— Start Given records —
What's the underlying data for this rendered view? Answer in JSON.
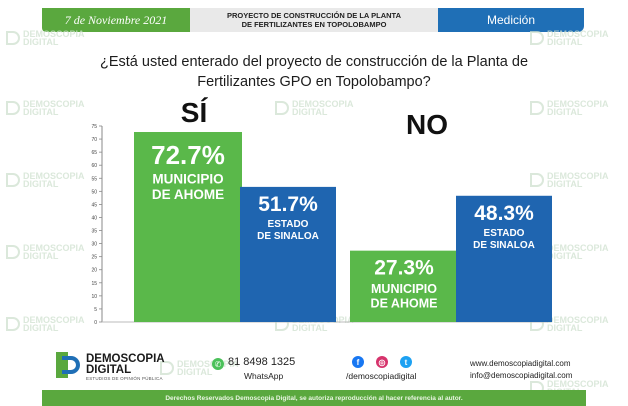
{
  "header": {
    "date": "7 de Noviembre 2021",
    "title_line1": "PROYECTO DE CONSTRUCCIÓN DE LA PLANTA",
    "title_line2": "DE FERTILIZANTES EN TOPOLOBAMPO",
    "category": "Medición"
  },
  "question": {
    "line1": "¿Está usted enterado del proyecto de construcción de la Planta de",
    "line2": "Fertilizantes GPO en Topolobampo?"
  },
  "watermark": {
    "line1": "DEMOSCOPIA",
    "line2": "DIGITAL"
  },
  "chart_data": {
    "type": "bar",
    "categories": [
      "SÍ",
      "NO"
    ],
    "series": [
      {
        "name": "MUNICIPIO DE AHOME",
        "values": [
          72.7,
          27.3
        ],
        "color": "#5ab84a"
      },
      {
        "name": "ESTADO DE SINALOA",
        "values": [
          51.7,
          48.3
        ],
        "color": "#1f65b0"
      }
    ],
    "value_labels": {
      "si_ahome": "72.7%",
      "si_sinaloa": "51.7%",
      "no_ahome": "27.3%",
      "no_sinaloa": "48.3%"
    },
    "bar_labels": {
      "municipio_line1": "MUNICIPIO",
      "municipio_line2": "DE AHOME",
      "estado_line1": "ESTADO",
      "estado_line2": "DE SINALOA"
    },
    "ylim": [
      0,
      75
    ],
    "yticks": [
      "0",
      "5",
      "10",
      "15",
      "20",
      "25",
      "30",
      "35",
      "40",
      "45",
      "50",
      "55",
      "60",
      "65",
      "70",
      "75"
    ],
    "title": "",
    "xlabel": "",
    "ylabel": ""
  },
  "footer": {
    "brand_line1": "DEMOSCOPIA",
    "brand_line2": "DIGITAL",
    "brand_tagline": "ESTUDIOS DE OPINIÓN PÚBLICA",
    "phone": "81 8498 1325",
    "whatsapp_label": "WhatsApp",
    "social_handle": "/demoscopiadigital",
    "website": "www.demoscopiadigital.com",
    "email": "info@demoscopiadigital.com",
    "rights": "Derechos Reservados Demoscopia Digital, se autoriza reproducción al hacer referencia al autor."
  },
  "colors": {
    "green": "#5aa83e",
    "blue": "#1f6fb6",
    "facebook": "#1877f2",
    "instagram": "#d6336c",
    "twitter": "#1da1f2"
  },
  "icons": {
    "whatsapp": "whatsapp-icon",
    "facebook": "facebook-icon",
    "instagram": "instagram-icon",
    "twitter": "twitter-icon"
  }
}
— End Given records —
* **What the task asks**: Repeat the material above in full and unchanged, minus its images.

* **Exercise answer**:
What's the underlying data for this rendered view? Answer in JSON.
{
  "header": {
    "date": "7 de Noviembre 2021",
    "title_line1": "PROYECTO DE CONSTRUCCIÓN DE LA PLANTA",
    "title_line2": "DE FERTILIZANTES EN TOPOLOBAMPO",
    "category": "Medición"
  },
  "question": {
    "line1": "¿Está usted enterado del proyecto de construcción de la Planta de",
    "line2": "Fertilizantes GPO en Topolobampo?"
  },
  "watermark": {
    "line1": "DEMOSCOPIA",
    "line2": "DIGITAL"
  },
  "chart_data": {
    "type": "bar",
    "categories": [
      "SÍ",
      "NO"
    ],
    "series": [
      {
        "name": "MUNICIPIO DE AHOME",
        "values": [
          72.7,
          27.3
        ],
        "color": "#5ab84a"
      },
      {
        "name": "ESTADO DE SINALOA",
        "values": [
          51.7,
          48.3
        ],
        "color": "#1f65b0"
      }
    ],
    "value_labels": {
      "si_ahome": "72.7%",
      "si_sinaloa": "51.7%",
      "no_ahome": "27.3%",
      "no_sinaloa": "48.3%"
    },
    "bar_labels": {
      "municipio_line1": "MUNICIPIO",
      "municipio_line2": "DE AHOME",
      "estado_line1": "ESTADO",
      "estado_line2": "DE SINALOA"
    },
    "ylim": [
      0,
      75
    ],
    "yticks": [
      "0",
      "5",
      "10",
      "15",
      "20",
      "25",
      "30",
      "35",
      "40",
      "45",
      "50",
      "55",
      "60",
      "65",
      "70",
      "75"
    ],
    "title": "",
    "xlabel": "",
    "ylabel": ""
  },
  "footer": {
    "brand_line1": "DEMOSCOPIA",
    "brand_line2": "DIGITAL",
    "brand_tagline": "ESTUDIOS DE OPINIÓN PÚBLICA",
    "phone": "81 8498 1325",
    "whatsapp_label": "WhatsApp",
    "social_handle": "/demoscopiadigital",
    "website": "www.demoscopiadigital.com",
    "email": "info@demoscopiadigital.com",
    "rights": "Derechos Reservados Demoscopia Digital, se autoriza reproducción al hacer referencia al autor."
  },
  "colors": {
    "green": "#5aa83e",
    "blue": "#1f6fb6",
    "facebook": "#1877f2",
    "instagram": "#d6336c",
    "twitter": "#1da1f2"
  },
  "icons": {
    "whatsapp": "whatsapp-icon",
    "facebook": "facebook-icon",
    "instagram": "instagram-icon",
    "twitter": "twitter-icon"
  }
}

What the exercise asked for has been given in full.